Begin Records to process
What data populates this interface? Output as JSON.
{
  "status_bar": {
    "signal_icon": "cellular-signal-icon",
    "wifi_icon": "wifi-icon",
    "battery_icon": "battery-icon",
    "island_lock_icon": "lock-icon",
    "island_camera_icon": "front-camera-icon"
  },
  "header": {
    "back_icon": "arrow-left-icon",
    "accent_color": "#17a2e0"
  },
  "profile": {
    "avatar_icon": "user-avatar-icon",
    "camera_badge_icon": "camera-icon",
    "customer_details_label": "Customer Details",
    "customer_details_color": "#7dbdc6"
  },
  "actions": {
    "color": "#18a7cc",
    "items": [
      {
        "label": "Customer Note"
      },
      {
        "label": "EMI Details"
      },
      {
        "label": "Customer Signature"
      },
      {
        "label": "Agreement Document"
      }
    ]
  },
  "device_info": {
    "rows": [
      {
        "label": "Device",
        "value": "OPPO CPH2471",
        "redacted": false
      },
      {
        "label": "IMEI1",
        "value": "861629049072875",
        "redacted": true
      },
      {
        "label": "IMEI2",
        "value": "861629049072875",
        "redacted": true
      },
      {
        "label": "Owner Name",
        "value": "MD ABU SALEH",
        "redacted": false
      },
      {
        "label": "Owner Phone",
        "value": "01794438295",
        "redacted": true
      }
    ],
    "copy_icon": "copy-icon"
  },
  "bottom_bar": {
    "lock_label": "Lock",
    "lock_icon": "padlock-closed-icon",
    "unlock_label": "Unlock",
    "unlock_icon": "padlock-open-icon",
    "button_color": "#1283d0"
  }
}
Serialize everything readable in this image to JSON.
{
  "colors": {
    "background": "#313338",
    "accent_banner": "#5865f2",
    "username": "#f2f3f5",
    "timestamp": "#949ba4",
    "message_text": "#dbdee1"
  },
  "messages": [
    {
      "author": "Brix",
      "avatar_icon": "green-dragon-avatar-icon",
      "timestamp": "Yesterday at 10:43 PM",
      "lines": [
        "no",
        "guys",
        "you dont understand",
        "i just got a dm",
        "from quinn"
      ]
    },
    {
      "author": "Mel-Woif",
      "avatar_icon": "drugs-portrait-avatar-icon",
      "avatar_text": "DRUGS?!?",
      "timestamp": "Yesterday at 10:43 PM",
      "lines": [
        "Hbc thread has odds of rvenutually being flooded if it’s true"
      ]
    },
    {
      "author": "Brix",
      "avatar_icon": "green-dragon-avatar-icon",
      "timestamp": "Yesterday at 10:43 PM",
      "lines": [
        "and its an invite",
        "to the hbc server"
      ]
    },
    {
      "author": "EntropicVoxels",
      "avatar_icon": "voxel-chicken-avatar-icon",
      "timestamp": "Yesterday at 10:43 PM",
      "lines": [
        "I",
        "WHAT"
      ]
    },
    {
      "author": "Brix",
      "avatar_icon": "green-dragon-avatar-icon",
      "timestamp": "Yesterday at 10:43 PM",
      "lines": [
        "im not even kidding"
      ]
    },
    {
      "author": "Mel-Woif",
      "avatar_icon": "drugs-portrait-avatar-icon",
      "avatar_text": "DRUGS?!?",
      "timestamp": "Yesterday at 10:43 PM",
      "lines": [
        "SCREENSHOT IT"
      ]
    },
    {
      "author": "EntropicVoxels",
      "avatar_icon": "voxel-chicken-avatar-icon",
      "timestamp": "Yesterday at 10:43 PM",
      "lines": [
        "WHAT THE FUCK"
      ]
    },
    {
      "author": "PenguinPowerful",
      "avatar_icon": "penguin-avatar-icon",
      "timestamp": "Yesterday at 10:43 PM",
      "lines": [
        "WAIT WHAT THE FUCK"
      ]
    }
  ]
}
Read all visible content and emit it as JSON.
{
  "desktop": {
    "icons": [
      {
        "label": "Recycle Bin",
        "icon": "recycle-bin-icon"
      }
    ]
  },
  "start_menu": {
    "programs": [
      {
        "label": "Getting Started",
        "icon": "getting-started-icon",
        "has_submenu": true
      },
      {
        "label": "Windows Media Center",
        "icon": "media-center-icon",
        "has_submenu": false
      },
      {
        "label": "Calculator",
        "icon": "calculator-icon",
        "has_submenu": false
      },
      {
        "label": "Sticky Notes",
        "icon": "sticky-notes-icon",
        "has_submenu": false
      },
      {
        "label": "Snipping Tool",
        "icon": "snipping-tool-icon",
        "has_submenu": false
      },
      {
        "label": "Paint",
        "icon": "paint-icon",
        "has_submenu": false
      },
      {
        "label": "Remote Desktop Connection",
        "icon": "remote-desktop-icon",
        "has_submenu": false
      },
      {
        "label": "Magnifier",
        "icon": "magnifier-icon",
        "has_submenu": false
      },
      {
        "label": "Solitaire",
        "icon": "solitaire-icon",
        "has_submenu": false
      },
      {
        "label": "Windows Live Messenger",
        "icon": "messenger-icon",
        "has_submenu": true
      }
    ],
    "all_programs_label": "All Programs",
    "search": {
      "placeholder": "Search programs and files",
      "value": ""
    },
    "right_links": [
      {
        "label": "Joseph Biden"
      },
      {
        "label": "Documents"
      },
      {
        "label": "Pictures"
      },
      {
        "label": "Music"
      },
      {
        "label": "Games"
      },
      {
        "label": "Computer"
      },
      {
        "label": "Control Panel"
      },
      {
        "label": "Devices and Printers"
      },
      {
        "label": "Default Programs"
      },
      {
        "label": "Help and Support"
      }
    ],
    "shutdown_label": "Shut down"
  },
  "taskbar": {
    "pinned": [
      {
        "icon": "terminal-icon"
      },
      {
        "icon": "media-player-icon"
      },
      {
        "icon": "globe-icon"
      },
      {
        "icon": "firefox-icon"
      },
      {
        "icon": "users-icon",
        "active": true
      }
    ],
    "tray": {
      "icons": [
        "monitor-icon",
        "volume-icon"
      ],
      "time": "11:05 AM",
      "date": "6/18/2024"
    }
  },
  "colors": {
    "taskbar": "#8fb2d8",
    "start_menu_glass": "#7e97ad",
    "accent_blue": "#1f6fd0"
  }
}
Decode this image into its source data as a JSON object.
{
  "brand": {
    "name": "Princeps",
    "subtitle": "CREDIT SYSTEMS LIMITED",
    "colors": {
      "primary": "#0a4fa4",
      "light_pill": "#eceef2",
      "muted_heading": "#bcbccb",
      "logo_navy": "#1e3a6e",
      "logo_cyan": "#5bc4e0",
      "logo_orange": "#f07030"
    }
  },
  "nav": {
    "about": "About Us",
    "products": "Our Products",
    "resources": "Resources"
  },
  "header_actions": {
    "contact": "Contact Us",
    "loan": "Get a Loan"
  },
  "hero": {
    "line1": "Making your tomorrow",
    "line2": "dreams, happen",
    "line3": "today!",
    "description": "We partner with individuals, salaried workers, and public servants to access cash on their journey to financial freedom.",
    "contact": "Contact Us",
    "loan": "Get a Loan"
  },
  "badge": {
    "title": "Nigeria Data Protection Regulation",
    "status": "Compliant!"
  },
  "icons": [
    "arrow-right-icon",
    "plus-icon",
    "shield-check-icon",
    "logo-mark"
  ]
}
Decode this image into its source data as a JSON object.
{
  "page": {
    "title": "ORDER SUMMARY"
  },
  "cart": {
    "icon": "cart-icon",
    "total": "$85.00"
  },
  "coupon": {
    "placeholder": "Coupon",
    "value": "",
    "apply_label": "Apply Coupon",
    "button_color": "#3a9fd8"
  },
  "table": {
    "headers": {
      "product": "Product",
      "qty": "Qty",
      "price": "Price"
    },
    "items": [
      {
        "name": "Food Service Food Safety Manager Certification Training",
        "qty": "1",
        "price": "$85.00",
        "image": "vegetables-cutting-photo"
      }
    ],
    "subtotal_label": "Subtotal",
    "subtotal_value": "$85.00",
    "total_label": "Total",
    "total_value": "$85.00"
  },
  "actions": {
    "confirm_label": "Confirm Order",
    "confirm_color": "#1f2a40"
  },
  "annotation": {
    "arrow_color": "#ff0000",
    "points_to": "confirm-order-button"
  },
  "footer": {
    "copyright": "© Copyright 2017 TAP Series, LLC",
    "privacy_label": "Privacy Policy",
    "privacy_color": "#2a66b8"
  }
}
End Records to process
Work instructions >>
Determine how many lines of the records above contain the word "this", and report only that number.

Correct answer >>
4